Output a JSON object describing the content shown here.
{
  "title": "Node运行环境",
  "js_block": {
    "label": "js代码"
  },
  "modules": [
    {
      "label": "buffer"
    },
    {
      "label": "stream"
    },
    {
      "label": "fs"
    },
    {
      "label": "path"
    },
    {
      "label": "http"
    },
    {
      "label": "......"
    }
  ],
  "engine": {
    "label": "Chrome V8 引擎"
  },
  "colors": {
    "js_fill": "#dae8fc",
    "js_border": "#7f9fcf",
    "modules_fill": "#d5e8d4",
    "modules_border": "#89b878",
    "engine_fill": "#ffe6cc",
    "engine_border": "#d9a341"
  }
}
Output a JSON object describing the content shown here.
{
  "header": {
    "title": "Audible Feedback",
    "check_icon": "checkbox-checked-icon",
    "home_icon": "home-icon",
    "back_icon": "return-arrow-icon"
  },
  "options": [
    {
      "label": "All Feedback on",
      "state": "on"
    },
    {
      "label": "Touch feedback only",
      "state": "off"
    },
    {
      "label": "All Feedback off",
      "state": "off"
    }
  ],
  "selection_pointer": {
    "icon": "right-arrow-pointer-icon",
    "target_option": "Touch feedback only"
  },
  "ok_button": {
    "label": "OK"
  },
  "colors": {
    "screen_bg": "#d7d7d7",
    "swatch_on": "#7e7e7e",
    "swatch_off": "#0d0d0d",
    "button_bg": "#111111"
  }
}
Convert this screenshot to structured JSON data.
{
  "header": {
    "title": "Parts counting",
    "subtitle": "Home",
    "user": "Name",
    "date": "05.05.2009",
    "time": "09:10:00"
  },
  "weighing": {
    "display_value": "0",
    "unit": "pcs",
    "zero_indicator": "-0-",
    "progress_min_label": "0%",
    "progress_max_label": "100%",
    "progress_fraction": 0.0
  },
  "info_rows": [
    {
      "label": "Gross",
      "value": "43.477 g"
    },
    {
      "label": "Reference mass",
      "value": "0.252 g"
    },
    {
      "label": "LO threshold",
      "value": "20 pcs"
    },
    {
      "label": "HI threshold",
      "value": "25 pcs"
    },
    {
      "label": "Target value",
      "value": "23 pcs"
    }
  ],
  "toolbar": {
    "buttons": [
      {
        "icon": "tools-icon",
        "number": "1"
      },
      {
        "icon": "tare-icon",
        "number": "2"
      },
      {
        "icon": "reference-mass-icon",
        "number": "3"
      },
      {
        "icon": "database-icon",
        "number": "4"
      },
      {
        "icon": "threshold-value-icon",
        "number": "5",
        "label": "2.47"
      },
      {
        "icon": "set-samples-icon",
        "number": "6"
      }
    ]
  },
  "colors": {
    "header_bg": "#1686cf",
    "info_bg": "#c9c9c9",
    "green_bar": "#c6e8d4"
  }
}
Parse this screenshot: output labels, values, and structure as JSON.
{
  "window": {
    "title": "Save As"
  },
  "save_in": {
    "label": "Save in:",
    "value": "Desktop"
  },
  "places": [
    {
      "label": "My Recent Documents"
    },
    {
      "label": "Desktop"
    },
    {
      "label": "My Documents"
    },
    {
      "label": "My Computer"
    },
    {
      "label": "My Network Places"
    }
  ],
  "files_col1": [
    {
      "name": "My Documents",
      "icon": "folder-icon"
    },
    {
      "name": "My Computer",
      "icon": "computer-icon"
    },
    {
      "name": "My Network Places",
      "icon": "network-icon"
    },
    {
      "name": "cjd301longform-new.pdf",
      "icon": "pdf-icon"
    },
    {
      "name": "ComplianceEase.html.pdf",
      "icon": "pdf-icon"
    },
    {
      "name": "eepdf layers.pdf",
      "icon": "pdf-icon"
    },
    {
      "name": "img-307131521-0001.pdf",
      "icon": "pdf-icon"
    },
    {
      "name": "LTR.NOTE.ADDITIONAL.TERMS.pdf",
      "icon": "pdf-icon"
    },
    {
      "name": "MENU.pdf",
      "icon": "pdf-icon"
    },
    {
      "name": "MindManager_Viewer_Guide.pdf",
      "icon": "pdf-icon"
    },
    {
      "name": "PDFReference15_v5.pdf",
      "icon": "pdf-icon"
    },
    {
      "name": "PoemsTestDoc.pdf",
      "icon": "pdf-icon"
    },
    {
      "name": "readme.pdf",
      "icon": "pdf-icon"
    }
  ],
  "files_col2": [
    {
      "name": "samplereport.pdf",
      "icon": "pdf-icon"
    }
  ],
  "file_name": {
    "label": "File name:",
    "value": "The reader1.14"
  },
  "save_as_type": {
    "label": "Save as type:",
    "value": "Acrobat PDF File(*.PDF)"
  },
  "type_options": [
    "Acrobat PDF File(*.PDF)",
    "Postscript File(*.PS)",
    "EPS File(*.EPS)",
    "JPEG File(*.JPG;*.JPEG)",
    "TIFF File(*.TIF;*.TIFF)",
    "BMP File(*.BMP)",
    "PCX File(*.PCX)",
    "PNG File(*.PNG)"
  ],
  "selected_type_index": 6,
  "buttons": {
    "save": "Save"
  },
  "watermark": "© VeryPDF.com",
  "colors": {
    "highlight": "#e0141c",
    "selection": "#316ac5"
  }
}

_TASK STATEMENT_: Reproduce the data in full, exactly as presented.

_WRITTEN ANSWER_:
Output a JSON object describing the content shown here.
{
  "title": "Node运行环境",
  "js_block": {
    "label": "js代码"
  },
  "modules": [
    {
      "label": "buffer"
    },
    {
      "label": "stream"
    },
    {
      "label": "fs"
    },
    {
      "label": "path"
    },
    {
      "label": "http"
    },
    {
      "label": "......"
    }
  ],
  "engine": {
    "label": "Chrome V8 引擎"
  },
  "colors": {
    "js_fill": "#dae8fc",
    "js_border": "#7f9fcf",
    "modules_fill": "#d5e8d4",
    "modules_border": "#89b878",
    "engine_fill": "#ffe6cc",
    "engine_border": "#d9a341"
  }
}
Output a JSON object describing the content shown here.
{
  "header": {
    "title": "Audible Feedback",
    "check_icon": "checkbox-checked-icon",
    "home_icon": "home-icon",
    "back_icon": "return-arrow-icon"
  },
  "options": [
    {
      "label": "All Feedback on",
      "state": "on"
    },
    {
      "label": "Touch feedback only",
      "state": "off"
    },
    {
      "label": "All Feedback off",
      "state": "off"
    }
  ],
  "selection_pointer": {
    "icon": "right-arrow-pointer-icon",
    "target_option": "Touch feedback only"
  },
  "ok_button": {
    "label": "OK"
  },
  "colors": {
    "screen_bg": "#d7d7d7",
    "swatch_on": "#7e7e7e",
    "swatch_off": "#0d0d0d",
    "button_bg": "#111111"
  }
}
Convert this screenshot to structured JSON data.
{
  "header": {
    "title": "Parts counting",
    "subtitle": "Home",
    "user": "Name",
    "date": "05.05.2009",
    "time": "09:10:00"
  },
  "weighing": {
    "display_value": "0",
    "unit": "pcs",
    "zero_indicator": "-0-",
    "progress_min_label": "0%",
    "progress_max_label": "100%",
    "progress_fraction": 0.0
  },
  "info_rows": [
    {
      "label": "Gross",
      "value": "43.477 g"
    },
    {
      "label": "Reference mass",
      "value": "0.252 g"
    },
    {
      "label": "LO threshold",
      "value": "20 pcs"
    },
    {
      "label": "HI threshold",
      "value": "25 pcs"
    },
    {
      "label": "Target value",
      "value": "23 pcs"
    }
  ],
  "toolbar": {
    "buttons": [
      {
        "icon": "tools-icon",
        "number": "1"
      },
      {
        "icon": "tare-icon",
        "number": "2"
      },
      {
        "icon": "reference-mass-icon",
        "number": "3"
      },
      {
        "icon": "database-icon",
        "number": "4"
      },
      {
        "icon": "threshold-value-icon",
        "number": "5",
        "label": "2.47"
      },
      {
        "icon": "set-samples-icon",
        "number": "6"
      }
    ]
  },
  "colors": {
    "header_bg": "#1686cf",
    "info_bg": "#c9c9c9",
    "green_bar": "#c6e8d4"
  }
}
Parse this screenshot: output labels, values, and structure as JSON.
{
  "window": {
    "title": "Save As"
  },
  "save_in": {
    "label": "Save in:",
    "value": "Desktop"
  },
  "places": [
    {
      "label": "My Recent Documents"
    },
    {
      "label": "Desktop"
    },
    {
      "label": "My Documents"
    },
    {
      "label": "My Computer"
    },
    {
      "label": "My Network Places"
    }
  ],
  "files_col1": [
    {
      "name": "My Documents",
      "icon": "folder-icon"
    },
    {
      "name": "My Computer",
      "icon": "computer-icon"
    },
    {
      "name": "My Network Places",
      "icon": "network-icon"
    },
    {
      "name": "cjd301longform-new.pdf",
      "icon": "pdf-icon"
    },
    {
      "name": "ComplianceEase.html.pdf",
      "icon": "pdf-icon"
    },
    {
      "name": "eepdf layers.pdf",
      "icon": "pdf-icon"
    },
    {
      "name": "img-307131521-0001.pdf",
      "icon": "pdf-icon"
    },
    {
      "name": "LTR.NOTE.ADDITIONAL.TERMS.pdf",
      "icon": "pdf-icon"
    },
    {
      "name": "MENU.pdf",
      "icon": "pdf-icon"
    },
    {
      "name": "MindManager_Viewer_Guide.pdf",
      "icon": "pdf-icon"
    },
    {
      "name": "PDFReference15_v5.pdf",
      "icon": "pdf-icon"
    },
    {
      "name": "PoemsTestDoc.pdf",
      "icon": "pdf-icon"
    },
    {
      "name": "readme.pdf",
      "icon": "pdf-icon"
    }
  ],
  "files_col2": [
    {
      "name": "samplereport.pdf",
      "icon": "pdf-icon"
    }
  ],
  "file_name": {
    "label": "File name:",
    "value": "The reader1.14"
  },
  "save_as_type": {
    "label": "Save as type:",
    "value": "Acrobat PDF File(*.PDF)"
  },
  "type_options": [
    "Acrobat PDF File(*.PDF)",
    "Postscript File(*.PS)",
    "EPS File(*.EPS)",
    "JPEG File(*.JPG;*.JPEG)",
    "TIFF File(*.TIF;*.TIFF)",
    "BMP File(*.BMP)",
    "PCX File(*.PCX)",
    "PNG File(*.PNG)"
  ],
  "selected_type_index": 6,
  "buttons": {
    "save": "Save"
  },
  "watermark": "© VeryPDF.com",
  "colors": {
    "highlight": "#e0141c",
    "selection": "#316ac5"
  }
}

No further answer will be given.